→ **DIRECTION**
In the records below, tally every line containing "ensure". Report only the total.

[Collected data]
· · · · · · ·

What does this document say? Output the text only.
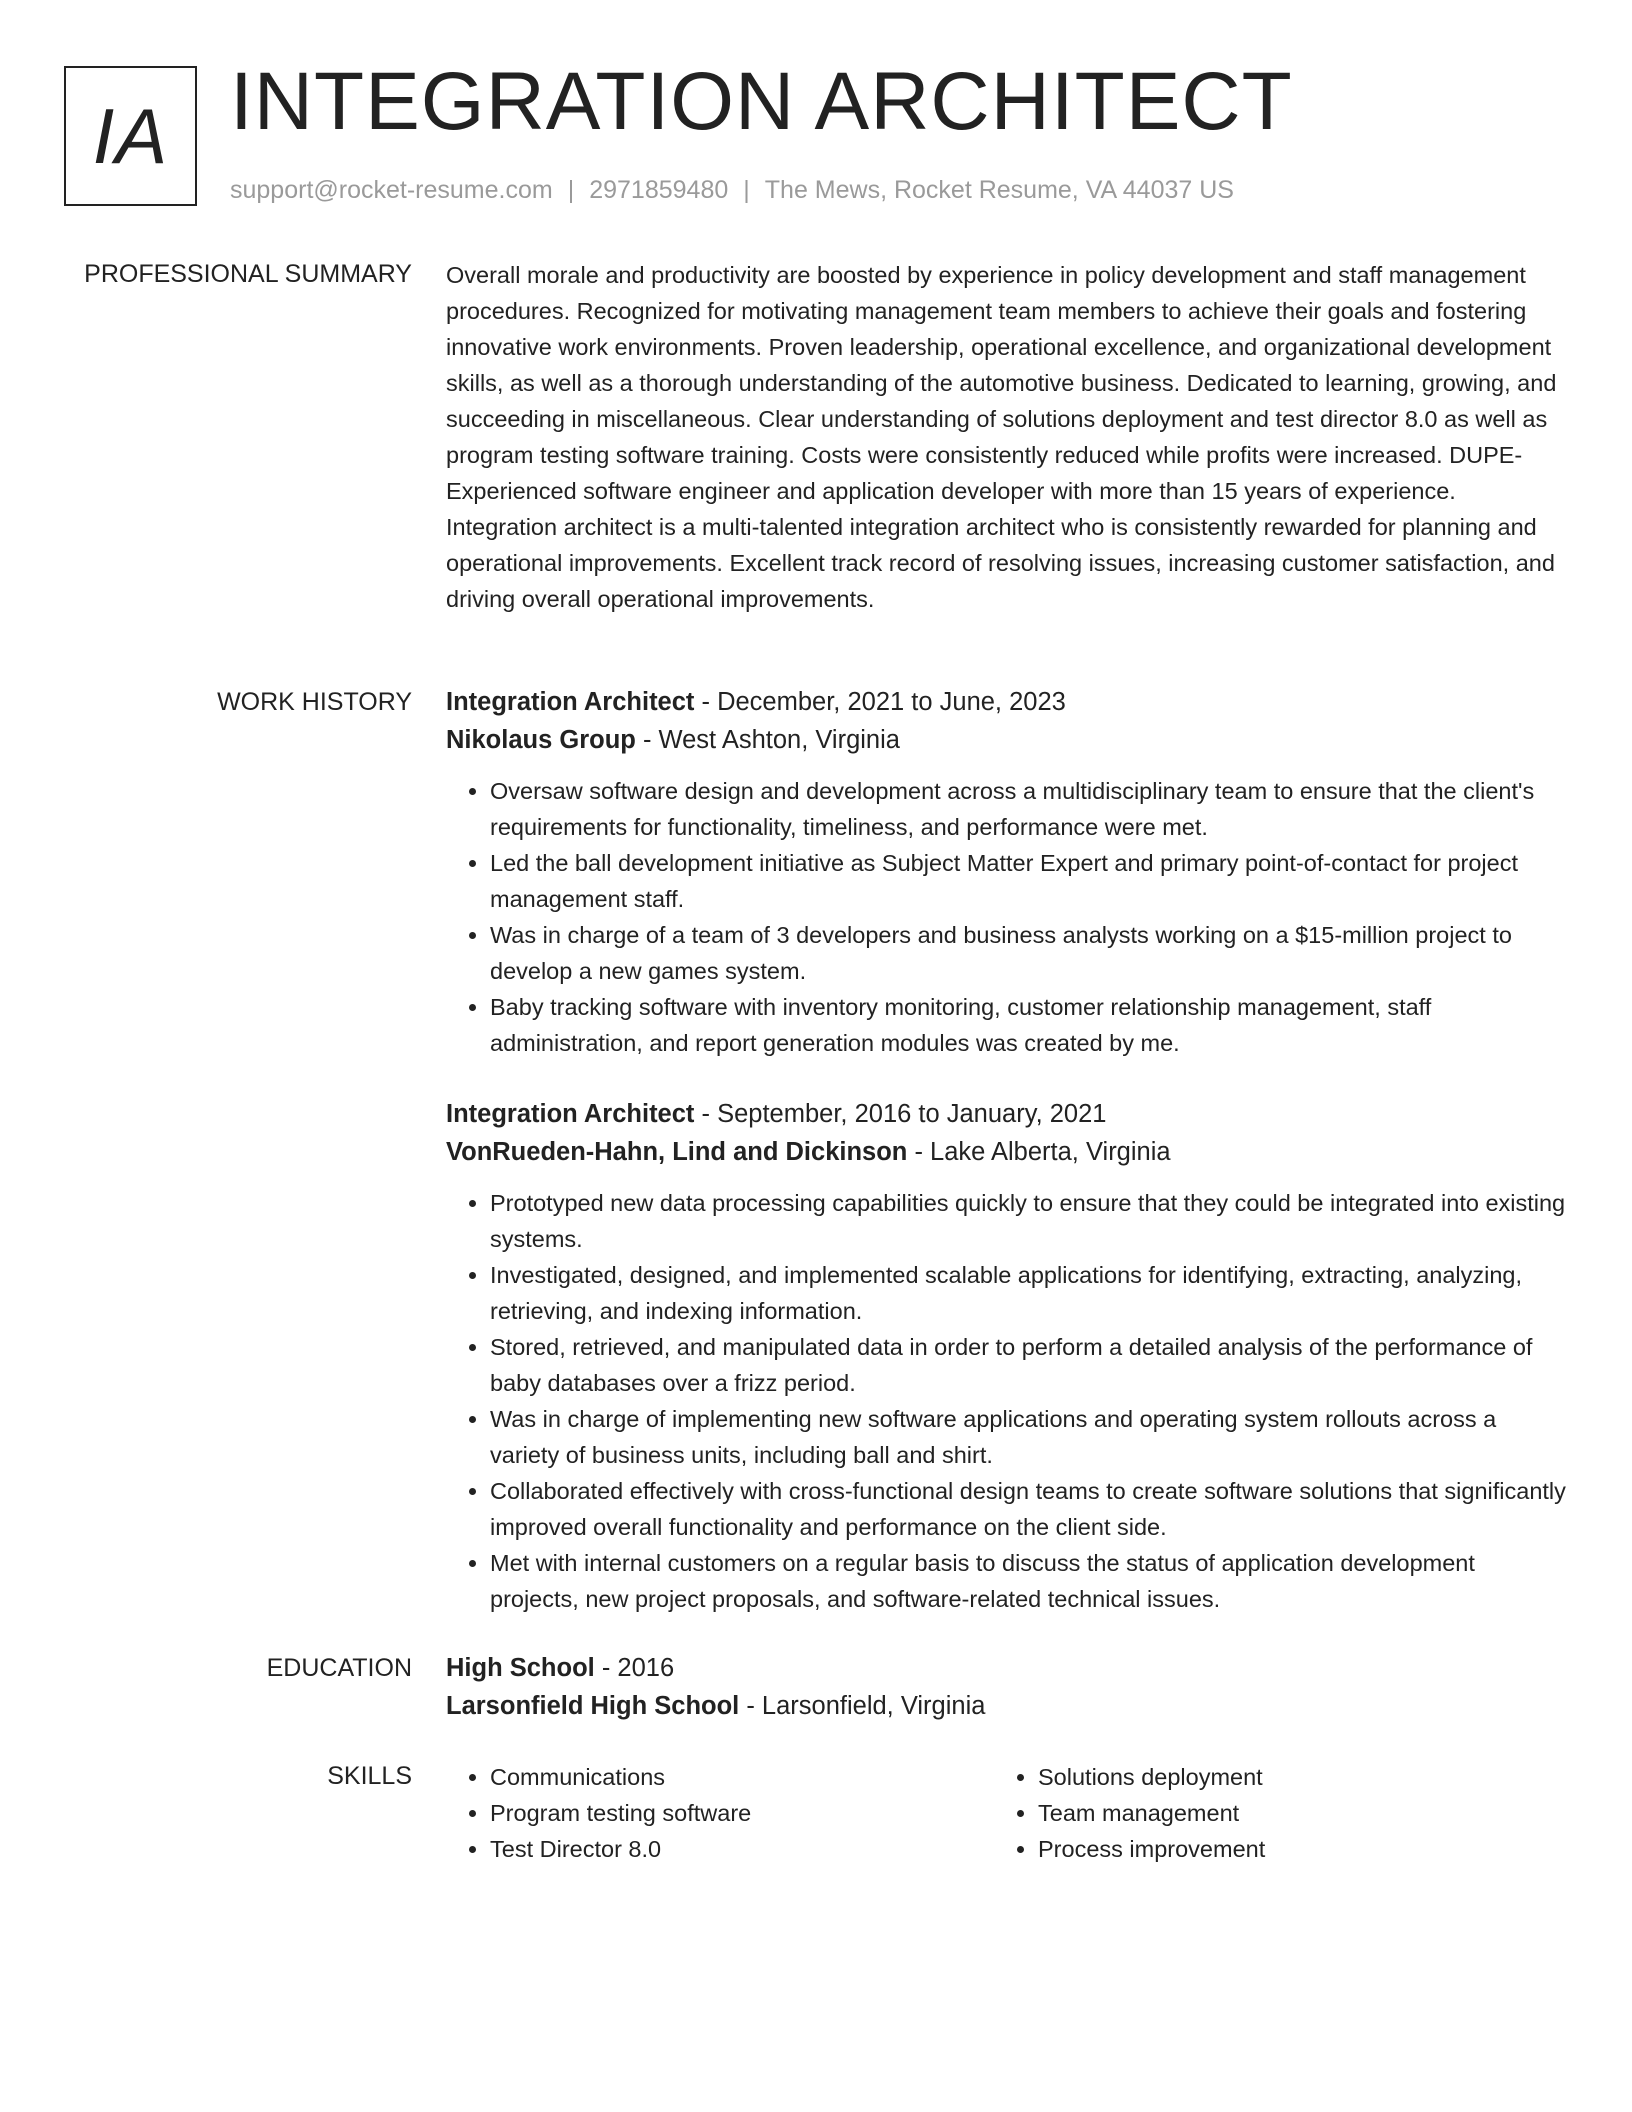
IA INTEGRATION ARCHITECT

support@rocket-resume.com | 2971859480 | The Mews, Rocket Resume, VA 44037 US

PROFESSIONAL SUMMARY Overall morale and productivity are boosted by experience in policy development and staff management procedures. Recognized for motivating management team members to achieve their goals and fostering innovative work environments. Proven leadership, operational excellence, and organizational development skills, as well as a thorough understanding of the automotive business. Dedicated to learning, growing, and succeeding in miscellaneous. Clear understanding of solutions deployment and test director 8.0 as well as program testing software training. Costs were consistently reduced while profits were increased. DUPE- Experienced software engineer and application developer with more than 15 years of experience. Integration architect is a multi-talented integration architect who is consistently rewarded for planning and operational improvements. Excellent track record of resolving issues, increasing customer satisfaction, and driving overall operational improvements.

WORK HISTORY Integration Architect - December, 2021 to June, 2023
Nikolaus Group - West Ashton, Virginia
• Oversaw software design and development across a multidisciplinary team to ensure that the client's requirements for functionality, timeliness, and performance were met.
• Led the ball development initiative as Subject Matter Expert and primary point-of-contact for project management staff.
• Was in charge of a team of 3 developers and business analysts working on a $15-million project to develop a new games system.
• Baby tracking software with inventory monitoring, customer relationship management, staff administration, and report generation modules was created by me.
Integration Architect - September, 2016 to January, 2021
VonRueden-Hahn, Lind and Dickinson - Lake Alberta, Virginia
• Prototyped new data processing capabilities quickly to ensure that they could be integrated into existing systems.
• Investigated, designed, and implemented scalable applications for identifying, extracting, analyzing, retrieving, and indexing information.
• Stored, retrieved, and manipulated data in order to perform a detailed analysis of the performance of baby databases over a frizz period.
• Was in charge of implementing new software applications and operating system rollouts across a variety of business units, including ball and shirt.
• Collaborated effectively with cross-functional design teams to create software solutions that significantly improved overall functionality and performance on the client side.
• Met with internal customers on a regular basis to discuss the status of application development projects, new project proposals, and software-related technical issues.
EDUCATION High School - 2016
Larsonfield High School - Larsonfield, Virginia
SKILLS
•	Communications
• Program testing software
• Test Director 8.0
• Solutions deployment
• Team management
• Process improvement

· · · · · · ·

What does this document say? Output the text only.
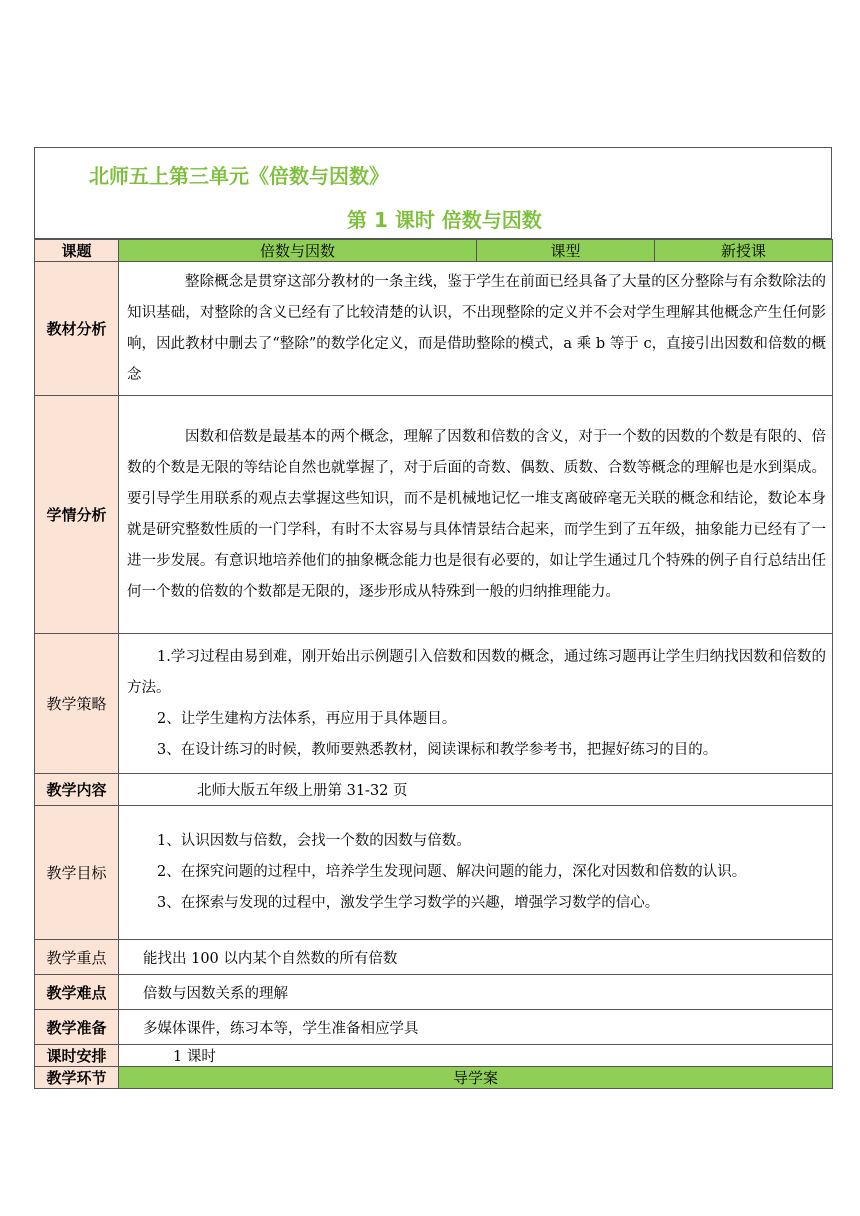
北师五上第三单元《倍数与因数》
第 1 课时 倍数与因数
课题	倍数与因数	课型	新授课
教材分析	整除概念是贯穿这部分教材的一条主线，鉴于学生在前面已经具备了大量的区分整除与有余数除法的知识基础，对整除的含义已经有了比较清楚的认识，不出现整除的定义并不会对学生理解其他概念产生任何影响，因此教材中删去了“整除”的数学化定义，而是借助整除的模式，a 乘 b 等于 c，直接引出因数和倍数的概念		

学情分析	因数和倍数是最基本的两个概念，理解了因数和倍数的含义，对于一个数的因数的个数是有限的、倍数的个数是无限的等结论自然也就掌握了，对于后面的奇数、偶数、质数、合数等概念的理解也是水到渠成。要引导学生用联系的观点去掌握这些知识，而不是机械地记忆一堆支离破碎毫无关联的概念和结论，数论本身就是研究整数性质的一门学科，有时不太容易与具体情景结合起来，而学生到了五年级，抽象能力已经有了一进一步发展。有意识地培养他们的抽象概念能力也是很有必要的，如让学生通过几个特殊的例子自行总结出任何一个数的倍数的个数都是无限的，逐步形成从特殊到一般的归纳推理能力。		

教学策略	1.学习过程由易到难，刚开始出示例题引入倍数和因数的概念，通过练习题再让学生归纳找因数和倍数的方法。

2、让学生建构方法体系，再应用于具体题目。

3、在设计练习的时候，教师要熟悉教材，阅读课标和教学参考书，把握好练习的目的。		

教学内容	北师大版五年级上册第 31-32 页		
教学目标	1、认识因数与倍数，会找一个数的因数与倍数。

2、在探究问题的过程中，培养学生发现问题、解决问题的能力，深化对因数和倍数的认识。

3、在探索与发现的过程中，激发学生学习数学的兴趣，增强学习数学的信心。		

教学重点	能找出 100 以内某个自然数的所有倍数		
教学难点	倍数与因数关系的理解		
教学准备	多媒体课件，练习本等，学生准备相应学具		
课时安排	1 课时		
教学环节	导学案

· · · · · · ·

→ **FULL ANSWER**
2